Exercise directions: Present the following data again exactly as it is shown.

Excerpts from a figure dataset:

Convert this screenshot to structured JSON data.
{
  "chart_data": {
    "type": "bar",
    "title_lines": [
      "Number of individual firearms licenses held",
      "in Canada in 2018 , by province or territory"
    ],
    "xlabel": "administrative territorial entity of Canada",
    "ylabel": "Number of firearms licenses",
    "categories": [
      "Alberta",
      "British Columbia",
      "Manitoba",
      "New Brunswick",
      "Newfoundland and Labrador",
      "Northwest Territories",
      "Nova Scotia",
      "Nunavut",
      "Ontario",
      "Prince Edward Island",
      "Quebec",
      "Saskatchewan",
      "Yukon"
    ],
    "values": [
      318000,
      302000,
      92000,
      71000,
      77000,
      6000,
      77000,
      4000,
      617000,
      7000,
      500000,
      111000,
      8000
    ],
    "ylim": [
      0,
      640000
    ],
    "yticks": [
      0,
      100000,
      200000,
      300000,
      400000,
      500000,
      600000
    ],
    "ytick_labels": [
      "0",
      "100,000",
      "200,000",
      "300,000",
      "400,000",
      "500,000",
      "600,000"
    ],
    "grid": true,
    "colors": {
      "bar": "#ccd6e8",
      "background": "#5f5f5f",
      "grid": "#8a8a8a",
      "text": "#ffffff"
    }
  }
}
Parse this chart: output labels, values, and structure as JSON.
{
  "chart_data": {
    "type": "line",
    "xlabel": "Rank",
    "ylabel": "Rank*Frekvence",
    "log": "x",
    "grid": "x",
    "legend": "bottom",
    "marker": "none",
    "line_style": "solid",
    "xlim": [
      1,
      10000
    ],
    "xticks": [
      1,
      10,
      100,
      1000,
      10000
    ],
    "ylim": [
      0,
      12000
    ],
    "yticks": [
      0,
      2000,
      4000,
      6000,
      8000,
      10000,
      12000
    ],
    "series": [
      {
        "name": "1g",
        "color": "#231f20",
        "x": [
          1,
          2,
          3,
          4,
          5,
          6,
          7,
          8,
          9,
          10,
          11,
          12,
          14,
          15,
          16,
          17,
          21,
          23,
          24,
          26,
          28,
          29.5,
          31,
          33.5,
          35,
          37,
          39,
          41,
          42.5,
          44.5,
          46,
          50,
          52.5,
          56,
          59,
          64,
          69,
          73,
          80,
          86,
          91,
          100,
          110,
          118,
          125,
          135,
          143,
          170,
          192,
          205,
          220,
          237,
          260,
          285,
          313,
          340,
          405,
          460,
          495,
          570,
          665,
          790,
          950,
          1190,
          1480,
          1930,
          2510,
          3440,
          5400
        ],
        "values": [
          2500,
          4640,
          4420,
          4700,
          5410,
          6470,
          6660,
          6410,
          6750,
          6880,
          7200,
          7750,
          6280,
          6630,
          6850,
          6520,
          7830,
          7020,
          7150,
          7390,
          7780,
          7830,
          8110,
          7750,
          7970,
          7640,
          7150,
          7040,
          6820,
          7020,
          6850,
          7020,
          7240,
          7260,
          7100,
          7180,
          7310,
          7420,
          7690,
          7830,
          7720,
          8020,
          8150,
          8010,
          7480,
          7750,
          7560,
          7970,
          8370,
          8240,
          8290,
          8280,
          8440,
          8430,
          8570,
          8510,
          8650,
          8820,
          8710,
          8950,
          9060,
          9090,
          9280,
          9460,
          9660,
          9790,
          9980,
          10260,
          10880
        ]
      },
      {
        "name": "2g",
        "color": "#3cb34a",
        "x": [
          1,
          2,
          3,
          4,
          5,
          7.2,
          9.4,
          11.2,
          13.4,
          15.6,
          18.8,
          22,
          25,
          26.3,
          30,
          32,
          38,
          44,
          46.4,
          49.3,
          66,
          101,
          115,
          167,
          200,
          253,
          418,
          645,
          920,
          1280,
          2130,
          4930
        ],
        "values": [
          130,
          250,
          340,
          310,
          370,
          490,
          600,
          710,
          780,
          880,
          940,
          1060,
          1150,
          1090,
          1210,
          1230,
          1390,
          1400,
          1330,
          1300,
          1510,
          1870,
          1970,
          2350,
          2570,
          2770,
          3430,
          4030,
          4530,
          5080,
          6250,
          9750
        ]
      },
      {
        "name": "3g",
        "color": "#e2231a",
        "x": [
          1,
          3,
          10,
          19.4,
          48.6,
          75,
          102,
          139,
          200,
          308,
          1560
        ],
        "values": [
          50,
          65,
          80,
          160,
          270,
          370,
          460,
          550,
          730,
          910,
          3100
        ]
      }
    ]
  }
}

Exercise response:
Convert this screenshot to structured JSON data.
{
  "chart_data": {
    "type": "bar",
    "title_lines": [
      "Number of individual firearms licenses held",
      "in Canada in 2018 , by province or territory"
    ],
    "xlabel": "administrative territorial entity of Canada",
    "ylabel": "Number of firearms licenses",
    "categories": [
      "Alberta",
      "British Columbia",
      "Manitoba",
      "New Brunswick",
      "Newfoundland and Labrador",
      "Northwest Territories",
      "Nova Scotia",
      "Nunavut",
      "Ontario",
      "Prince Edward Island",
      "Quebec",
      "Saskatchewan",
      "Yukon"
    ],
    "values": [
      318000,
      302000,
      92000,
      71000,
      77000,
      6000,
      77000,
      4000,
      617000,
      7000,
      500000,
      111000,
      8000
    ],
    "ylim": [
      0,
      640000
    ],
    "yticks": [
      0,
      100000,
      200000,
      300000,
      400000,
      500000,
      600000
    ],
    "ytick_labels": [
      "0",
      "100,000",
      "200,000",
      "300,000",
      "400,000",
      "500,000",
      "600,000"
    ],
    "grid": true,
    "colors": {
      "bar": "#ccd6e8",
      "background": "#5f5f5f",
      "grid": "#8a8a8a",
      "text": "#ffffff"
    }
  }
}
Parse this chart: output labels, values, and structure as JSON.
{
  "chart_data": {
    "type": "line",
    "xlabel": "Rank",
    "ylabel": "Rank*Frekvence",
    "log": "x",
    "grid": "x",
    "legend": "bottom",
    "marker": "none",
    "line_style": "solid",
    "xlim": [
      1,
      10000
    ],
    "xticks": [
      1,
      10,
      100,
      1000,
      10000
    ],
    "ylim": [
      0,
      12000
    ],
    "yticks": [
      0,
      2000,
      4000,
      6000,
      8000,
      10000,
      12000
    ],
    "series": [
      {
        "name": "1g",
        "color": "#231f20",
        "x": [
          1,
          2,
          3,
          4,
          5,
          6,
          7,
          8,
          9,
          10,
          11,
          12,
          14,
          15,
          16,
          17,
          21,
          23,
          24,
          26,
          28,
          29.5,
          31,
          33.5,
          35,
          37,
          39,
          41,
          42.5,
          44.5,
          46,
          50,
          52.5,
          56,
          59,
          64,
          69,
          73,
          80,
          86,
          91,
          100,
          110,
          118,
          125,
          135,
          143,
          170,
          192,
          205,
          220,
          237,
          260,
          285,
          313,
          340,
          405,
          460,
          495,
          570,
          665,
          790,
          950,
          1190,
          1480,
          1930,
          2510,
          3440,
          5400
        ],
        "values": [
          2500,
          4640,
          4420,
          4700,
          5410,
          6470,
          6660,
          6410,
          6750,
          6880,
          7200,
          7750,
          6280,
          6630,
          6850,
          6520,
          7830,
          7020,
          7150,
          7390,
          7780,
          7830,
          8110,
          7750,
          7970,
          7640,
          7150,
          7040,
          6820,
          7020,
          6850,
          7020,
          7240,
          7260,
          7100,
          7180,
          7310,
          7420,
          7690,
          7830,
          7720,
          8020,
          8150,
          8010,
          7480,
          7750,
          7560,
          7970,
          8370,
          8240,
          8290,
          8280,
          8440,
          8430,
          8570,
          8510,
          8650,
          8820,
          8710,
          8950,
          9060,
          9090,
          9280,
          9460,
          9660,
          9790,
          9980,
          10260,
          10880
        ]
      },
      {
        "name": "2g",
        "color": "#3cb34a",
        "x": [
          1,
          2,
          3,
          4,
          5,
          7.2,
          9.4,
          11.2,
          13.4,
          15.6,
          18.8,
          22,
          25,
          26.3,
          30,
          32,
          38,
          44,
          46.4,
          49.3,
          66,
          101,
          115,
          167,
          200,
          253,
          418,
          645,
          920,
          1280,
          2130,
          4930
        ],
        "values": [
          130,
          250,
          340,
          310,
          370,
          490,
          600,
          710,
          780,
          880,
          940,
          1060,
          1150,
          1090,
          1210,
          1230,
          1390,
          1400,
          1330,
          1300,
          1510,
          1870,
          1970,
          2350,
          2570,
          2770,
          3430,
          4030,
          4530,
          5080,
          6250,
          9750
        ]
      },
      {
        "name": "3g",
        "color": "#e2231a",
        "x": [
          1,
          3,
          10,
          19.4,
          48.6,
          75,
          102,
          139,
          200,
          308,
          1560
        ],
        "values": [
          50,
          65,
          80,
          160,
          270,
          370,
          460,
          550,
          730,
          910,
          3100
        ]
      }
    ]
  }
}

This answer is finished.